Exercise brief: Copy the records below exactly, omitting any pictures they contain.

Records shown:
** Begin **

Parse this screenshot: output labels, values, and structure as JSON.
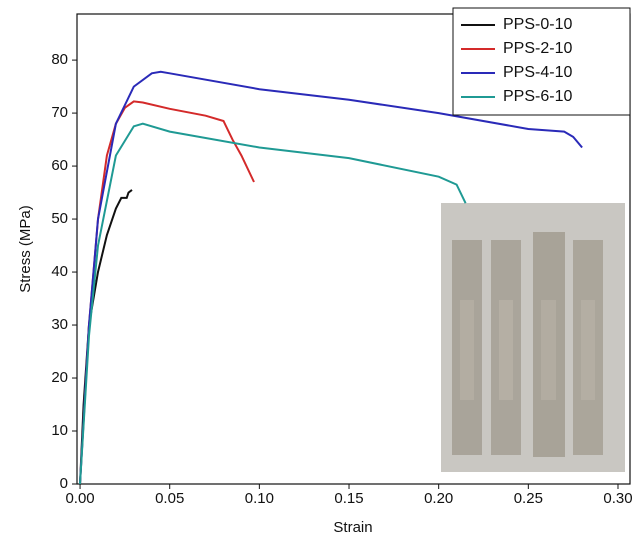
{
  "chart_data": {
    "type": "line",
    "x_label": "Strain",
    "y_label": "Stress (MPa)",
    "xlim": [
      -0.0017,
      0.3067
    ],
    "ylim": [
      0,
      88.7
    ],
    "xticks": [
      {
        "value": 0,
        "label": "0.00"
      },
      {
        "value": 0.05,
        "label": "0.05"
      },
      {
        "value": 0.1,
        "label": "0.10"
      },
      {
        "value": 0.15,
        "label": "0.15"
      },
      {
        "value": 0.2,
        "label": "0.20"
      },
      {
        "value": 0.25,
        "label": "0.25"
      },
      {
        "value": 0.3,
        "label": "0.30"
      }
    ],
    "yticks": [
      0,
      10,
      20,
      30,
      40,
      50,
      60,
      70,
      80
    ],
    "legend": "upper right",
    "series": [
      {
        "name": "PPS-0-10",
        "color": "#111111",
        "x": [
          0,
          0.002,
          0.005,
          0.01,
          0.015,
          0.02,
          0.023,
          0.026,
          0.027,
          0.029
        ],
        "values": [
          0,
          15,
          30,
          40,
          47,
          52,
          54,
          54,
          55,
          55.5
        ]
      },
      {
        "name": "PPS-2-10",
        "color": "#d42a2a",
        "x": [
          0,
          0.005,
          0.01,
          0.015,
          0.02,
          0.025,
          0.03,
          0.035,
          0.05,
          0.07,
          0.08,
          0.085,
          0.09,
          0.097
        ],
        "values": [
          0,
          30,
          50,
          62,
          68,
          71,
          72.2,
          72,
          70.8,
          69.5,
          68.5,
          65,
          62,
          57
        ]
      },
      {
        "name": "PPS-4-10",
        "color": "#2a2ab8",
        "x": [
          0,
          0.005,
          0.01,
          0.02,
          0.03,
          0.04,
          0.045,
          0.05,
          0.1,
          0.15,
          0.2,
          0.25,
          0.27,
          0.275,
          0.28
        ],
        "values": [
          0,
          30,
          50,
          68,
          75,
          77.5,
          77.8,
          77.5,
          74.5,
          72.5,
          70,
          67,
          66.5,
          65.5,
          63.5
        ]
      },
      {
        "name": "PPS-6-10",
        "color": "#1f9a94",
        "x": [
          0,
          0.005,
          0.01,
          0.02,
          0.03,
          0.035,
          0.05,
          0.1,
          0.15,
          0.2,
          0.21,
          0.215
        ],
        "values": [
          0,
          28,
          45,
          62,
          67.5,
          68,
          66.5,
          63.5,
          61.5,
          58,
          56.5,
          53
        ]
      }
    ]
  }
}
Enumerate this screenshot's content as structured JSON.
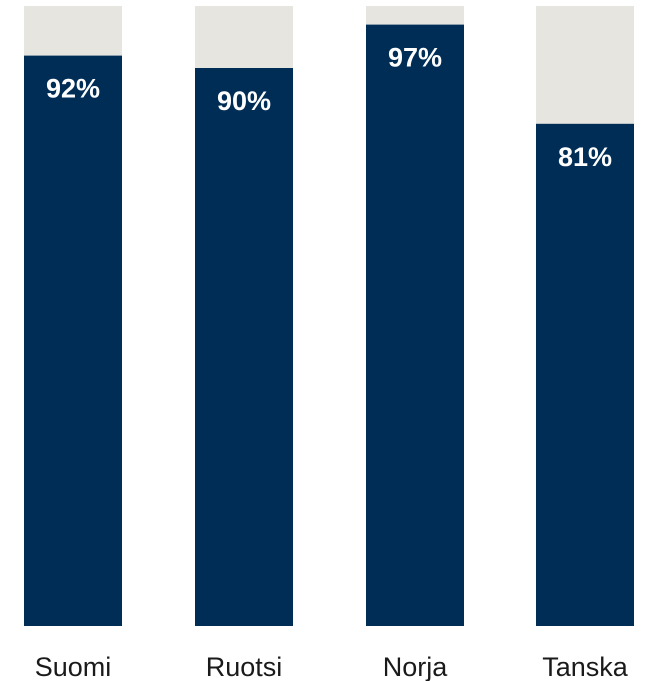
{
  "chart_data": {
    "type": "bar",
    "stacked_to_100": true,
    "categories": [
      "Suomi",
      "Ruotsi",
      "Norja",
      "Tanska"
    ],
    "values": [
      92,
      90,
      97,
      81
    ],
    "value_labels": [
      "92%",
      "90%",
      "97%",
      "81%"
    ],
    "ylim": [
      0,
      100
    ],
    "grid": false,
    "legend": "none"
  },
  "colors": {
    "bar": "#002d56",
    "remainder": "#e6e5e0",
    "value_label": "#ffffff",
    "category_label": "#1a1a1a"
  }
}
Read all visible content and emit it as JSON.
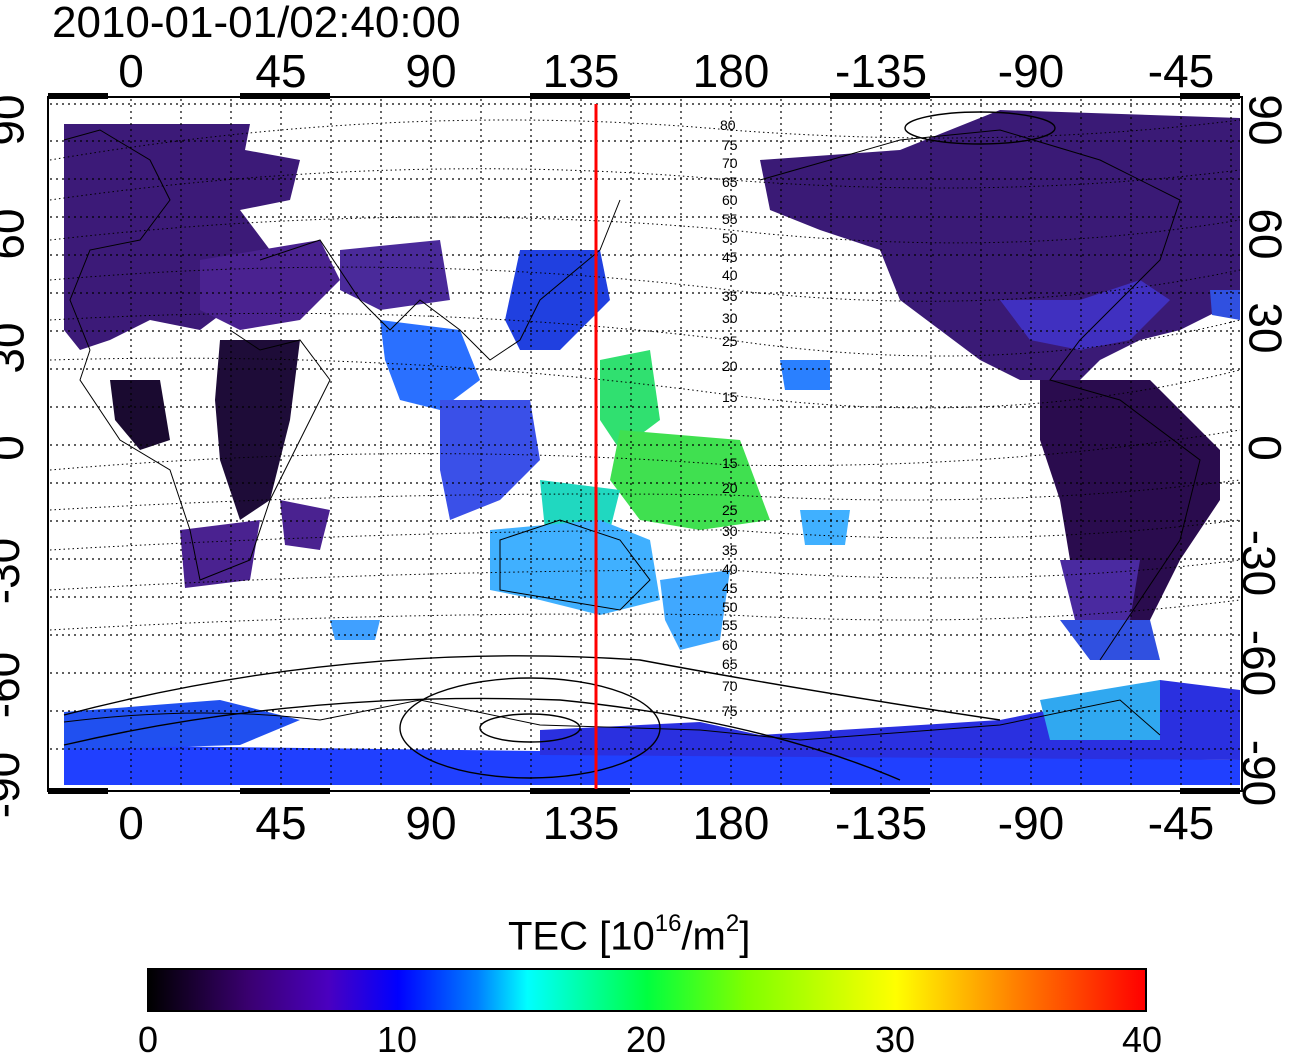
{
  "title": "2010-01-01/02:40:00",
  "x_ticks_top": [
    "0",
    "45",
    "90",
    "135",
    "180",
    "-135",
    "-90",
    "-45"
  ],
  "x_ticks_bottom": [
    "0",
    "45",
    "90",
    "135",
    "180",
    "-135",
    "-90",
    "-45"
  ],
  "y_ticks_left": [
    "90",
    "60",
    "30",
    "0",
    "-30",
    "-60",
    "-90"
  ],
  "y_ticks_right": [
    "90",
    "60",
    "30",
    "0",
    "-30",
    "-60",
    "-90"
  ],
  "contour_labels": [
    "80",
    "75",
    "70",
    "65",
    "60",
    "55",
    "50",
    "45",
    "40",
    "35",
    "30",
    "25",
    "20",
    "15",
    "15",
    "20",
    "25",
    "30",
    "35",
    "40",
    "45",
    "50",
    "55",
    "60",
    "65",
    "70",
    "75"
  ],
  "colorbar": {
    "label_main": "TEC  [10",
    "label_sup1": "16",
    "label_mid": "/m",
    "label_sup2": "2",
    "label_end": "]",
    "ticks": [
      "0",
      "10",
      "20",
      "30",
      "40"
    ],
    "range": [
      0,
      40
    ],
    "colors": [
      "#000000",
      "#3a0070",
      "#0000ff",
      "#00ffff",
      "#00ff40",
      "#ffff00",
      "#ff0000"
    ]
  },
  "overlay": {
    "meridian_longitude": 140,
    "meridian_color": "#ff0000"
  }
}
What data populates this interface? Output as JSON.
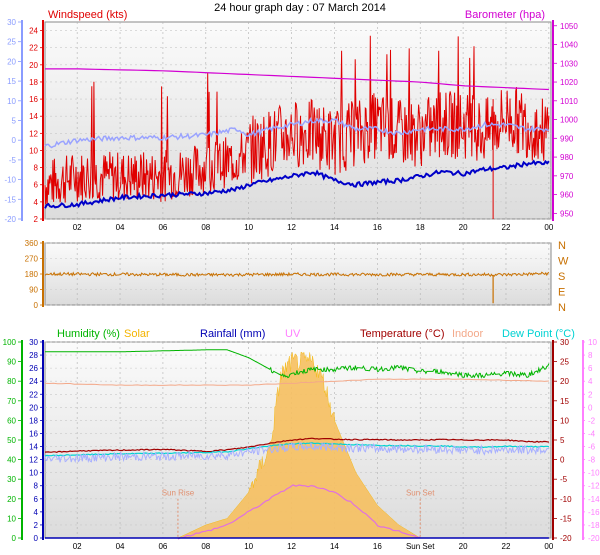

** End **

Task response:
Parse this screenshot: output labels, values, and structure as JSON.
{
  "chart_data": {
    "type": "line",
    "x_label": "Strain",
    "y_label": "Stress (MPa)",
    "xlim": [
      -0.0017,
      0.3067
    ],
    "ylim": [
      0,
      88.7
    ],
    "xticks": [
      {
        "value": 0,
        "label": "0.00"
      },
      {
        "value": 0.05,
        "label": "0.05"
      },
      {
        "value": 0.1,
        "label": "0.10"
      },
      {
        "value": 0.15,
        "label": "0.15"
      },
      {
        "value": 0.2,
        "label": "0.20"
      },
      {
        "value": 0.25,
        "label": "0.25"
      },
      {
        "value": 0.3,
        "label": "0.30"
      }
    ],
    "yticks": [
      0,
      10,
      20,
      30,
      40,
      50,
      60,
      70,
      80
    ],
    "legend": "upper right",
    "series": [
      {
        "name": "PPS-0-10",
        "color": "#111111",
        "x": [
          0,
          0.002,
          0.005,
          0.01,
          0.015,
          0.02,
          0.023,
          0.026,
          0.027,
          0.029
        ],
        "values": [
          0,
          15,
          30,
          40,
          47,
          52,
          54,
          54,
          55,
          55.5
        ]
      },
      {
        "name": "PPS-2-10",
        "color": "#d42a2a",
        "x": [
          0,
          0.005,
          0.01,
          0.015,
          0.02,
          0.025,
          0.03,
          0.035,
          0.05,
          0.07,
          0.08,
          0.085,
          0.09,
          0.097
        ],
        "values": [
          0,
          30,
          50,
          62,
          68,
          71,
          72.2,
          72,
          70.8,
          69.5,
          68.5,
          65,
          62,
          57
        ]
      },
      {
        "name": "PPS-4-10",
        "color": "#2a2ab8",
        "x": [
          0,
          0.005,
          0.01,
          0.02,
          0.03,
          0.04,
          0.045,
          0.05,
          0.1,
          0.15,
          0.2,
          0.25,
          0.27,
          0.275,
          0.28
        ],
        "values": [
          0,
          30,
          50,
          68,
          75,
          77.5,
          77.8,
          77.5,
          74.5,
          72.5,
          70,
          67,
          66.5,
          65.5,
          63.5
        ]
      },
      {
        "name": "PPS-6-10",
        "color": "#1f9a94",
        "x": [
          0,
          0.005,
          0.01,
          0.02,
          0.03,
          0.035,
          0.05,
          0.1,
          0.15,
          0.2,
          0.21,
          0.215
        ],
        "values": [
          0,
          28,
          45,
          62,
          67.5,
          68,
          66.5,
          63.5,
          61.5,
          58,
          56.5,
          53
        ]
      }
    ]
  }
}
Enumerate this screenshot's content as structured JSON.
{
  "chart_data": {
    "type": "bar",
    "stacked_to_100": true,
    "categories": [
      "Suomi",
      "Ruotsi",
      "Norja",
      "Tanska"
    ],
    "values": [
      92,
      90,
      97,
      81
    ],
    "value_labels": [
      "92%",
      "90%",
      "97%",
      "81%"
    ],
    "ylim": [
      0,
      100
    ],
    "grid": false,
    "legend": "none"
  },
  "colors": {
    "bar": "#002d56",
    "remainder": "#e6e5e0",
    "value_label": "#ffffff",
    "category_label": "#1a1a1a"
  }
}
Read all visible content and emit it as JSON.
{
  "title": "2010-01-01/02:40:00",
  "x_ticks_top": [
    "0",
    "45",
    "90",
    "135",
    "180",
    "-135",
    "-90",
    "-45"
  ],
  "x_ticks_bottom": [
    "0",
    "45",
    "90",
    "135",
    "180",
    "-135",
    "-90",
    "-45"
  ],
  "y_ticks_left": [
    "90",
    "60",
    "30",
    "0",
    "-30",
    "-60",
    "-90"
  ],
  "y_ticks_right": [
    "90",
    "60",
    "30",
    "0",
    "-30",
    "-60",
    "-90"
  ],
  "contour_labels": [
    "80",
    "75",
    "70",
    "65",
    "60",
    "55",
    "50",
    "45",
    "40",
    "35",
    "30",
    "25",
    "20",
    "15",
    "15",
    "20",
    "25",
    "30",
    "35",
    "40",
    "45",
    "50",
    "55",
    "60",
    "65",
    "70",
    "75"
  ],
  "colorbar": {
    "label_main": "TEC  [10",
    "label_sup1": "16",
    "label_mid": "/m",
    "label_sup2": "2",
    "label_end": "]",
    "ticks": [
      "0",
      "10",
      "20",
      "30",
      "40"
    ],
    "range": [
      0,
      40
    ],
    "colors": [
      "#000000",
      "#3a0070",
      "#0000ff",
      "#00ffff",
      "#00ff40",
      "#ffff00",
      "#ff0000"
    ]
  },
  "overlay": {
    "meridian_longitude": 140,
    "meridian_color": "#ff0000"
  }
}
What data populates this interface? Output as JSON.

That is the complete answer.